**TO BE DONE:**
Only the number is wanted: how many lines of the data contain "Krankenpflege"?
-------
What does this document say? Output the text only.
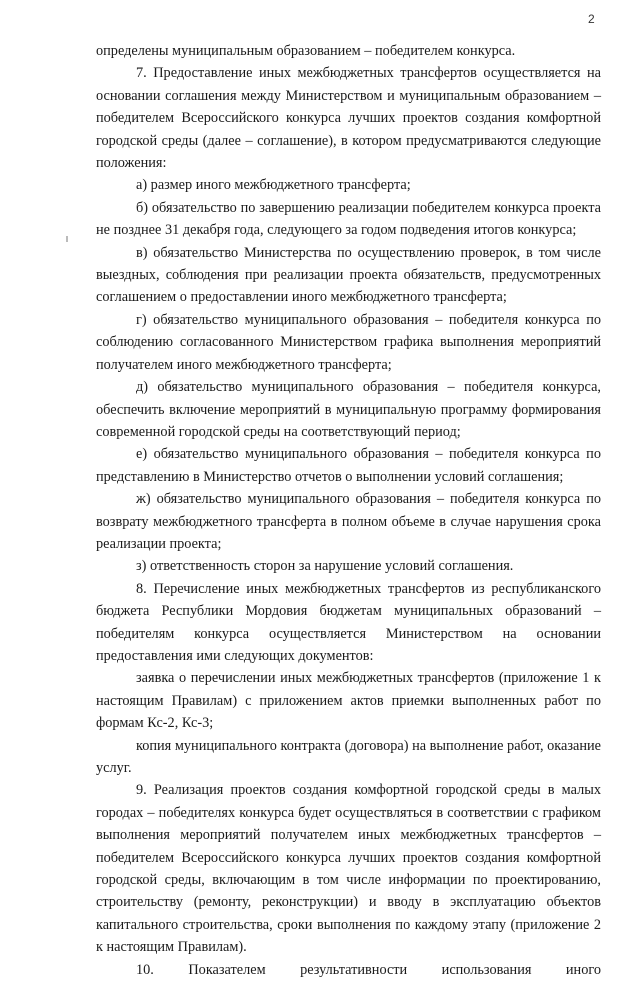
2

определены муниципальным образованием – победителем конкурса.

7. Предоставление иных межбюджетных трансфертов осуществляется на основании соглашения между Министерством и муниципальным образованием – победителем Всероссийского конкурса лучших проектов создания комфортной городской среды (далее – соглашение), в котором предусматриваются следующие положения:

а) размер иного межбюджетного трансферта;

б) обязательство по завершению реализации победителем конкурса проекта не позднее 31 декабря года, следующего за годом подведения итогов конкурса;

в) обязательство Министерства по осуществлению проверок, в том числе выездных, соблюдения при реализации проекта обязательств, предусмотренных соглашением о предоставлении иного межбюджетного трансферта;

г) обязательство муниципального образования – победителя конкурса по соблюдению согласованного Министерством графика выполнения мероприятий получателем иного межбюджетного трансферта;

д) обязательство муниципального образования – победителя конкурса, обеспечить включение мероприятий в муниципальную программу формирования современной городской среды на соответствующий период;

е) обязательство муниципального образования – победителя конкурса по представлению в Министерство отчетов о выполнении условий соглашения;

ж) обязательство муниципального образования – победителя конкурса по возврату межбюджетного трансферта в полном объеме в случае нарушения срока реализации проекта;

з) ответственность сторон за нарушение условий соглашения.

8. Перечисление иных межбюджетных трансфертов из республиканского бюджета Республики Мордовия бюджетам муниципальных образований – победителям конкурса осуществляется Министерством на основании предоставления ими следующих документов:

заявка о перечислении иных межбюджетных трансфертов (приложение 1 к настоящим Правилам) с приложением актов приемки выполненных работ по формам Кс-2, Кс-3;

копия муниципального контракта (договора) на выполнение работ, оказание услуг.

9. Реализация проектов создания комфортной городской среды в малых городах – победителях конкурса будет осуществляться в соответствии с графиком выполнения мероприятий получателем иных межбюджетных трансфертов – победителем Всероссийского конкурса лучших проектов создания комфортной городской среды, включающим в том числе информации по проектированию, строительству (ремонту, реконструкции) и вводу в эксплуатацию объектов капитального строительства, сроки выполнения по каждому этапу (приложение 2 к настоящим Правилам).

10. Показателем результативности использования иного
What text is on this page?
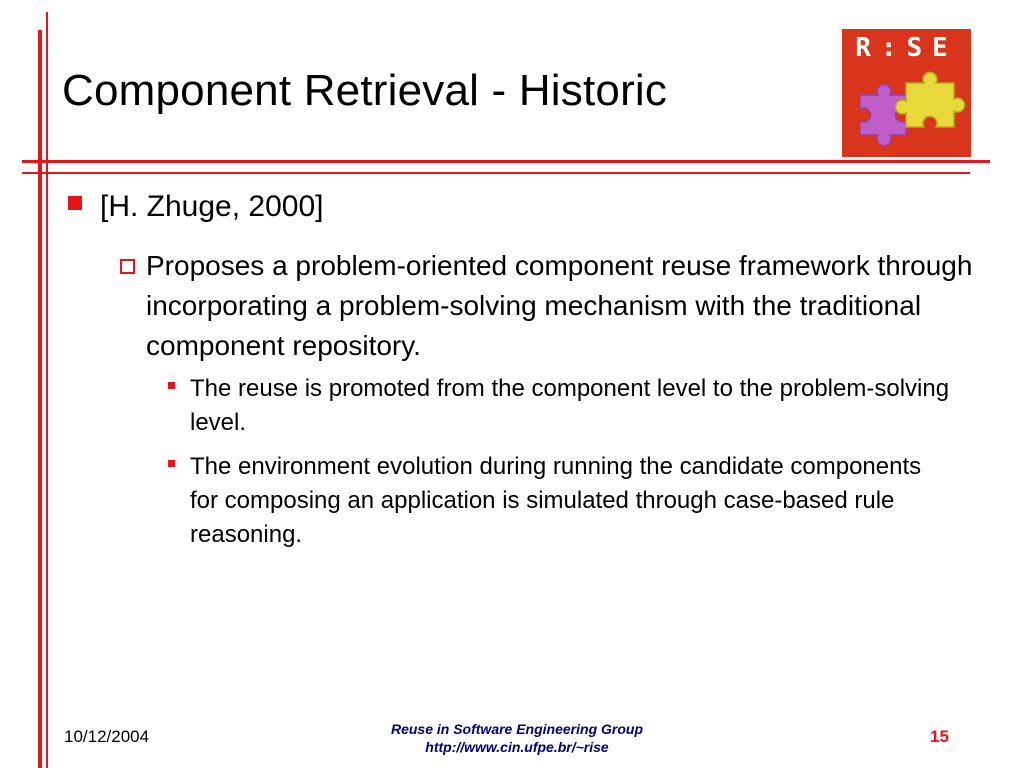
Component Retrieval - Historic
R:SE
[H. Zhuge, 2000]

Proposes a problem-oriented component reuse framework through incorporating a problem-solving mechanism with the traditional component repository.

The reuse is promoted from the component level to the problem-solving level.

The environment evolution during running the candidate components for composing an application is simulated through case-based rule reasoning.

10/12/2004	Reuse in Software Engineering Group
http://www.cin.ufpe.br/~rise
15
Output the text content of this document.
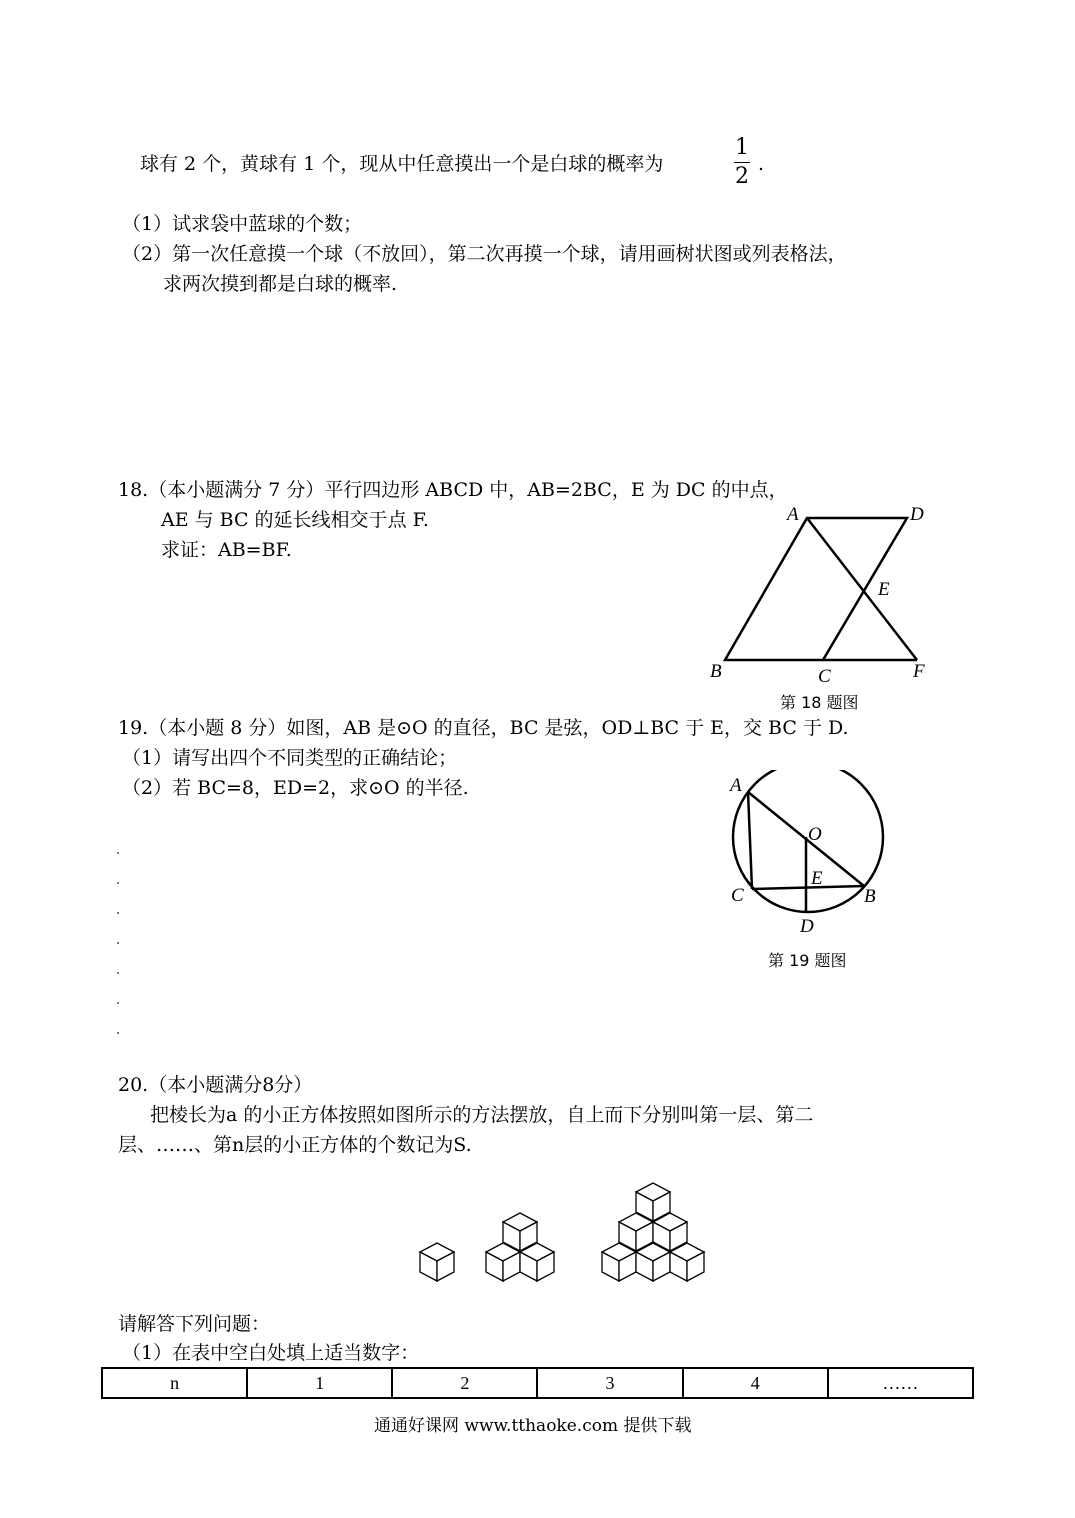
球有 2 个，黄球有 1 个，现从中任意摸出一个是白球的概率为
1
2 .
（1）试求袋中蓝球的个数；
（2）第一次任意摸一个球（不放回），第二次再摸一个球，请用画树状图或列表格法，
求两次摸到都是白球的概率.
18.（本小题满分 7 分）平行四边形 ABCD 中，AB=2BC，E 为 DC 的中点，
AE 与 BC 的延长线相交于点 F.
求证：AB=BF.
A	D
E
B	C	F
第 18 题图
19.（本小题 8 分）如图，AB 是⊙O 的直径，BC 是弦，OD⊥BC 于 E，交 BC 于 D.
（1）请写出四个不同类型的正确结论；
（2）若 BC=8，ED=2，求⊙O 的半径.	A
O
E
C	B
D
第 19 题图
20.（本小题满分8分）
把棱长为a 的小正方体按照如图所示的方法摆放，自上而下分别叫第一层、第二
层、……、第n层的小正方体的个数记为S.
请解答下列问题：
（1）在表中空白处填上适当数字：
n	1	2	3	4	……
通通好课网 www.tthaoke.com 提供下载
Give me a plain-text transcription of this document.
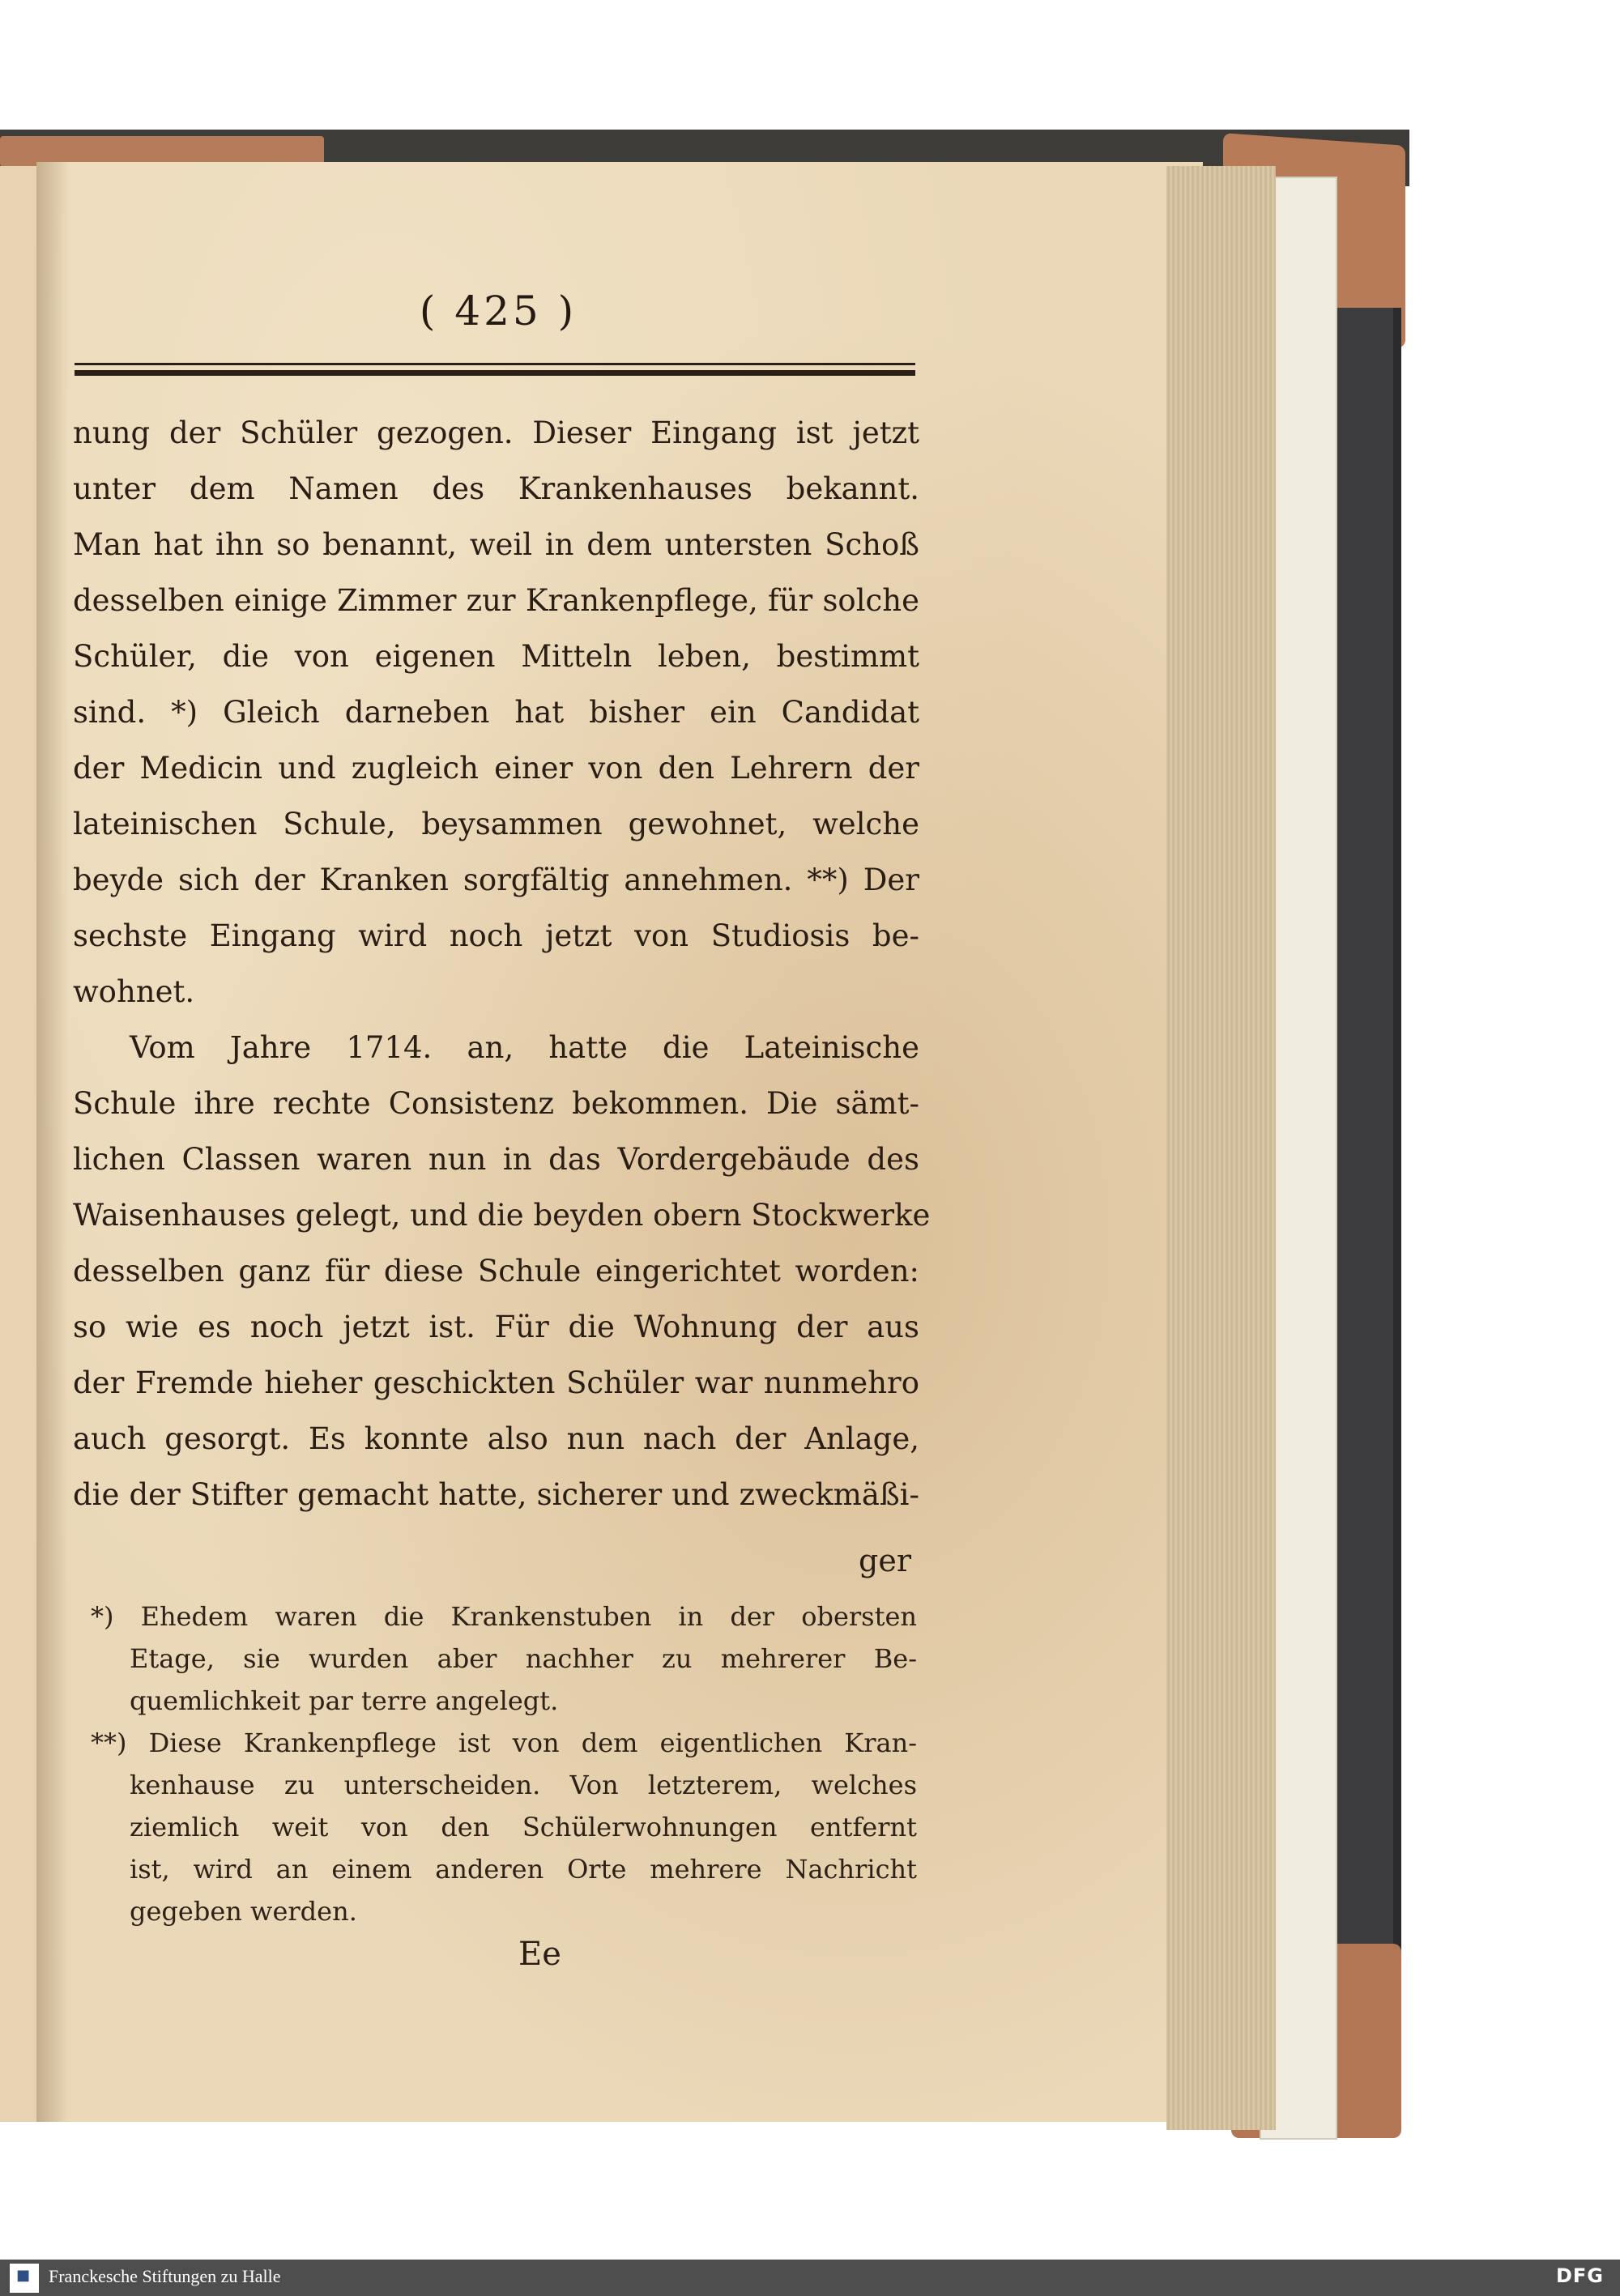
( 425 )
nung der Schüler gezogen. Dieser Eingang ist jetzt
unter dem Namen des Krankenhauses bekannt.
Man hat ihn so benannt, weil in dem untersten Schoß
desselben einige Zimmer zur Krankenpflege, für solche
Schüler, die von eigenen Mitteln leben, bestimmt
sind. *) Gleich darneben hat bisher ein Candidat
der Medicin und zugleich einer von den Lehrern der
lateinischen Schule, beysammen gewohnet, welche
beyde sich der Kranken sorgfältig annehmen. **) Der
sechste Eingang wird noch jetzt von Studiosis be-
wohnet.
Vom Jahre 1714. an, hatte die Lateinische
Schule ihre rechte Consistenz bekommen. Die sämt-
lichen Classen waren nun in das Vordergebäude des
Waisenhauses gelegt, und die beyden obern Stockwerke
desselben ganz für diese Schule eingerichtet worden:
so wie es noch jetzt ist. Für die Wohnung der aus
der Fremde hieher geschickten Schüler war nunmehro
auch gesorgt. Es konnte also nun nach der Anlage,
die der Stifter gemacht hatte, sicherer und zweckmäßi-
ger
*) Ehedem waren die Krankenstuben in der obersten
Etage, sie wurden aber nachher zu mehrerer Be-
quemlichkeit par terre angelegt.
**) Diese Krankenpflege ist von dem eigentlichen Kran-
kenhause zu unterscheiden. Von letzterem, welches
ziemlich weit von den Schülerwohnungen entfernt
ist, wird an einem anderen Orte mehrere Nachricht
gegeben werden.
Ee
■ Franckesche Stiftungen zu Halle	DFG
-------
**THE REPLY:**
2